--- BEGIN Extracted records ---
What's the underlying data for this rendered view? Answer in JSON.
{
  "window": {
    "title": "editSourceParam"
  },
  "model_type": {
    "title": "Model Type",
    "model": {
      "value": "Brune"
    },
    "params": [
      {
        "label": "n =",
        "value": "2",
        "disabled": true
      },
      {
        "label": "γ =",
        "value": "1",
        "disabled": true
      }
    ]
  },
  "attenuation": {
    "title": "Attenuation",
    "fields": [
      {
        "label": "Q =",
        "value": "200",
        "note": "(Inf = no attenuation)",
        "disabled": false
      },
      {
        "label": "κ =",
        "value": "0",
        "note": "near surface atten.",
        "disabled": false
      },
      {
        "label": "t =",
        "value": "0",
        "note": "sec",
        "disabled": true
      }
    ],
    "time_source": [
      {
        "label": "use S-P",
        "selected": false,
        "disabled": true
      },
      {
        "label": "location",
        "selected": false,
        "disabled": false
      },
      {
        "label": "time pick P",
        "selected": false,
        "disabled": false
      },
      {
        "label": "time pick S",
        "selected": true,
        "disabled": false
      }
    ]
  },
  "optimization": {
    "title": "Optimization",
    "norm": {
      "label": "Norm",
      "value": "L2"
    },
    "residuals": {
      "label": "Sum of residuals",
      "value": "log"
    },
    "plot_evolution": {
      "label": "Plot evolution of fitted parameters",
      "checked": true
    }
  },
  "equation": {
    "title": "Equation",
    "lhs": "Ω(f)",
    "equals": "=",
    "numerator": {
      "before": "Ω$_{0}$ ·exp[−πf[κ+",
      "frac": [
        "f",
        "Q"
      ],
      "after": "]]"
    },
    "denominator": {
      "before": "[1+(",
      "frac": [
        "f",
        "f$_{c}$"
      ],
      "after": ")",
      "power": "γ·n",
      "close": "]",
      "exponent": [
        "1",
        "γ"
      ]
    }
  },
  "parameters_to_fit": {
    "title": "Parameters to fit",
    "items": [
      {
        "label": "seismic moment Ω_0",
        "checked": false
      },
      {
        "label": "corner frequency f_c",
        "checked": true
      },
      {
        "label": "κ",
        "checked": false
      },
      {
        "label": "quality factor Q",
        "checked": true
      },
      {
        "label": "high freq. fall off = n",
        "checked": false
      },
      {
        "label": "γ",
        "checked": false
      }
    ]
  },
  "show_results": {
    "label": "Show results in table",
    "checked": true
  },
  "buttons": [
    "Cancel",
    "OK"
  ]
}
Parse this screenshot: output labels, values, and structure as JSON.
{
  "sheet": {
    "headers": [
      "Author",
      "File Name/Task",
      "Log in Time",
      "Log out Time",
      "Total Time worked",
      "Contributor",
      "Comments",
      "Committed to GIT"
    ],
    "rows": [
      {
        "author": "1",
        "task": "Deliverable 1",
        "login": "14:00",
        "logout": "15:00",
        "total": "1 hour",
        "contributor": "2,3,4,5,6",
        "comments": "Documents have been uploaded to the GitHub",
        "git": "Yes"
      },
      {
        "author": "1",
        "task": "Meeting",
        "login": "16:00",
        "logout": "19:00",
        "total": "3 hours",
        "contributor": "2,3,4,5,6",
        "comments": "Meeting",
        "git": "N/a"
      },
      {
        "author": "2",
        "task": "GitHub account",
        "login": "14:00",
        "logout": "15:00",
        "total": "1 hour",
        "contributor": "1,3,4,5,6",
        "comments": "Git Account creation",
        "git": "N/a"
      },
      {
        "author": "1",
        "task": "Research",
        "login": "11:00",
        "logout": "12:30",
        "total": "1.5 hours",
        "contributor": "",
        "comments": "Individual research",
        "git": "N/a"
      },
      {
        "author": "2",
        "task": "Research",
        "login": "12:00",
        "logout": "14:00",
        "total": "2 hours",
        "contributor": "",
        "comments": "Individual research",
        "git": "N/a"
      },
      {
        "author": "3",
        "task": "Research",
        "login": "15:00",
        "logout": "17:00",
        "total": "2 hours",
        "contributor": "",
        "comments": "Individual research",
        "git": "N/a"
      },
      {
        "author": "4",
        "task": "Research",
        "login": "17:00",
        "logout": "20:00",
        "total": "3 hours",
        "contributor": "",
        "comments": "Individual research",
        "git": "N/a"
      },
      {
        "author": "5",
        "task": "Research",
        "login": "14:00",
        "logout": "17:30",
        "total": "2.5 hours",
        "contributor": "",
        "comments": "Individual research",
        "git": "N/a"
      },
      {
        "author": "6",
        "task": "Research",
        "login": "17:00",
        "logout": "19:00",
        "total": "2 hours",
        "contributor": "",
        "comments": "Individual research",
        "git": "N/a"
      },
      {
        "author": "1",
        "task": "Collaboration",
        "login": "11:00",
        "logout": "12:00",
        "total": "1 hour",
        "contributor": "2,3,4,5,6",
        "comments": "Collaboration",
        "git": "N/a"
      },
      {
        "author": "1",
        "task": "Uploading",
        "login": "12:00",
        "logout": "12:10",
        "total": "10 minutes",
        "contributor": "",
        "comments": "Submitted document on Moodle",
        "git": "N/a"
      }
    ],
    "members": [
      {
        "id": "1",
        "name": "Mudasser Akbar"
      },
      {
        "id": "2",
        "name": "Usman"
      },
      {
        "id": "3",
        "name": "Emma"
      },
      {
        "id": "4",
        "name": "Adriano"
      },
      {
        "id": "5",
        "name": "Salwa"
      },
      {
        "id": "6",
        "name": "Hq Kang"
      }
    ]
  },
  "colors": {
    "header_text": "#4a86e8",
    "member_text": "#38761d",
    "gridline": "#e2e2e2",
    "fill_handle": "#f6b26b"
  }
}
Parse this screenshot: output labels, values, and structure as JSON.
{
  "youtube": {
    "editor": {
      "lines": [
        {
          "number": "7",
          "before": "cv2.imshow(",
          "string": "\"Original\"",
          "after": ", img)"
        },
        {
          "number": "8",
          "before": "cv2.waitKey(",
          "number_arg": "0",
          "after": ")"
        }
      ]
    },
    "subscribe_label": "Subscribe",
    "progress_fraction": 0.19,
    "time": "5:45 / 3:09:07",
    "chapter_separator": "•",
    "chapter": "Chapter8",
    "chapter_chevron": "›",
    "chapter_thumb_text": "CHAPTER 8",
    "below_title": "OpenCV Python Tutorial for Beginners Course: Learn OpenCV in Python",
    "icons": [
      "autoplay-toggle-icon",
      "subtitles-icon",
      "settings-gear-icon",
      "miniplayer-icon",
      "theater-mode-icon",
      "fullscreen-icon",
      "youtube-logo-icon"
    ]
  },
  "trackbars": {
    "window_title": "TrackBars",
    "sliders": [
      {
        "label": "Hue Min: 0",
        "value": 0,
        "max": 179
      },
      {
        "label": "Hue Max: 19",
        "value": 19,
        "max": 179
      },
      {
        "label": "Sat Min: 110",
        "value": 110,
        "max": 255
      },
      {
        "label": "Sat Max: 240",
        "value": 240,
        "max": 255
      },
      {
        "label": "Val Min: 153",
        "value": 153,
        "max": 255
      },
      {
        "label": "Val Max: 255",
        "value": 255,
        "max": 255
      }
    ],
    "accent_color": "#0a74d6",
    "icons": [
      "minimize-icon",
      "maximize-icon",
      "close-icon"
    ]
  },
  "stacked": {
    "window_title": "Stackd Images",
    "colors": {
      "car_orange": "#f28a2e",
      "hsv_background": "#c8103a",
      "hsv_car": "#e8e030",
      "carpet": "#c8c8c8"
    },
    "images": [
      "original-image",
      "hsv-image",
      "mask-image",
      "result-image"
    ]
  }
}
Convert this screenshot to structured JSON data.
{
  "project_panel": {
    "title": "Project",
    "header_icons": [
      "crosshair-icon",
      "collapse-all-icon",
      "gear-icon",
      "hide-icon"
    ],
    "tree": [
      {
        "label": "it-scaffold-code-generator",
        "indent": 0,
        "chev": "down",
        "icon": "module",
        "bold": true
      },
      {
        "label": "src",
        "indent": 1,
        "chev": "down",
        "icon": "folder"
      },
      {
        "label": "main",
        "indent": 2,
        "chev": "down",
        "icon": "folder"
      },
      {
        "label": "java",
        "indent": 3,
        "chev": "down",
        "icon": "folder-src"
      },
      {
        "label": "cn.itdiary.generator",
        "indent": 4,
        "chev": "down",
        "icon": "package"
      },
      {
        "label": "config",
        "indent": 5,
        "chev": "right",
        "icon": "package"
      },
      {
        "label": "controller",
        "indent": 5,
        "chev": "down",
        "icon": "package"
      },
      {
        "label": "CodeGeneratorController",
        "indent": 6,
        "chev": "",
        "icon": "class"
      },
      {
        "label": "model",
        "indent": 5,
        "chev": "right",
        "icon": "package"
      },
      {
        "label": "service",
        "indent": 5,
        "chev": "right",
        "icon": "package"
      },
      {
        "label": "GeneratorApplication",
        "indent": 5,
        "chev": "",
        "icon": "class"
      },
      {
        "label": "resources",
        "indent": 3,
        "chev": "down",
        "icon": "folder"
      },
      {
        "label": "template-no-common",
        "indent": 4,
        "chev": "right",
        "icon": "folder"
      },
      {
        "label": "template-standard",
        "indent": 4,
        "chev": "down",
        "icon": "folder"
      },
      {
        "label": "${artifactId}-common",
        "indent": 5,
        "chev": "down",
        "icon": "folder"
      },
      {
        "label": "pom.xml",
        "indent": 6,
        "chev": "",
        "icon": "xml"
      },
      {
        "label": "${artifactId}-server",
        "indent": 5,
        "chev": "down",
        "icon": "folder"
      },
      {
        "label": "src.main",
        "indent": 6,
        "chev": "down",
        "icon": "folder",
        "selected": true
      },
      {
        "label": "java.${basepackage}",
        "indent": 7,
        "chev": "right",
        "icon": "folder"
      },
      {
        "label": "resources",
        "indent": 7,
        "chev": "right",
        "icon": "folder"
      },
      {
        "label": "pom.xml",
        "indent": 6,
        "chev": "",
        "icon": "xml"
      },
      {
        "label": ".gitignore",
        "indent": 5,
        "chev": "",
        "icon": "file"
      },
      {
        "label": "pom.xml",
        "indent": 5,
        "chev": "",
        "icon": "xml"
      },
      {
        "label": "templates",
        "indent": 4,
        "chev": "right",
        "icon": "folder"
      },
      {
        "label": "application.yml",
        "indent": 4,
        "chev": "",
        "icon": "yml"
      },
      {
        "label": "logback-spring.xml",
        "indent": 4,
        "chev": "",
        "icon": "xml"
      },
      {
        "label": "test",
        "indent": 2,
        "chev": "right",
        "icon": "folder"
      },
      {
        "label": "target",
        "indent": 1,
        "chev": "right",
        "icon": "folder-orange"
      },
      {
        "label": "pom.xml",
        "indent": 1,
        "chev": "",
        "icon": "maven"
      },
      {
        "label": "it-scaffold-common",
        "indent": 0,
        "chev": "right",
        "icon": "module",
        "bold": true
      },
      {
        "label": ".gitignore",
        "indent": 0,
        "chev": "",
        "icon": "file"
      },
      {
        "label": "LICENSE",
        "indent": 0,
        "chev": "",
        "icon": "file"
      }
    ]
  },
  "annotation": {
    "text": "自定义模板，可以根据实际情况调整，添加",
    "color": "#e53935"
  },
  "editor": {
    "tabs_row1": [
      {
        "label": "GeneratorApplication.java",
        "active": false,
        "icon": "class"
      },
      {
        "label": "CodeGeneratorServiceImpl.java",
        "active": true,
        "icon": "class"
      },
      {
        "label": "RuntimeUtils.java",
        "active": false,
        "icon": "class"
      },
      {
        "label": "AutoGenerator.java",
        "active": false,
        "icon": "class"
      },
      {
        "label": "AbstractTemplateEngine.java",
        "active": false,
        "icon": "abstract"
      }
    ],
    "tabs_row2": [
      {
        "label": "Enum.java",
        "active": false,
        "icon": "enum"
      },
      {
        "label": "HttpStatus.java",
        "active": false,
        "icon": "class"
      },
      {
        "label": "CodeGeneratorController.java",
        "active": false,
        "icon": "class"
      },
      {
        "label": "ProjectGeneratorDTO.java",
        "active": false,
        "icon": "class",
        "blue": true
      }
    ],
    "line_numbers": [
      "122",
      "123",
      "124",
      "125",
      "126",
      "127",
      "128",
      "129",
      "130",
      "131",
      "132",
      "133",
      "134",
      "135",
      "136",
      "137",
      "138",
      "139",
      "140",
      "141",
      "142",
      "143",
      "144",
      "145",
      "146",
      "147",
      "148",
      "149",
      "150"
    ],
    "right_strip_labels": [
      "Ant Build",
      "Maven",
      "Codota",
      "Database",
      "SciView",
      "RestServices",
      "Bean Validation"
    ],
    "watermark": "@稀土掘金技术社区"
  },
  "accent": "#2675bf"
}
--- END Extracted records ---
### Short task
State how many lines of the material contain the string "CodeGeneratorController", with no other words.

### Response to the task
2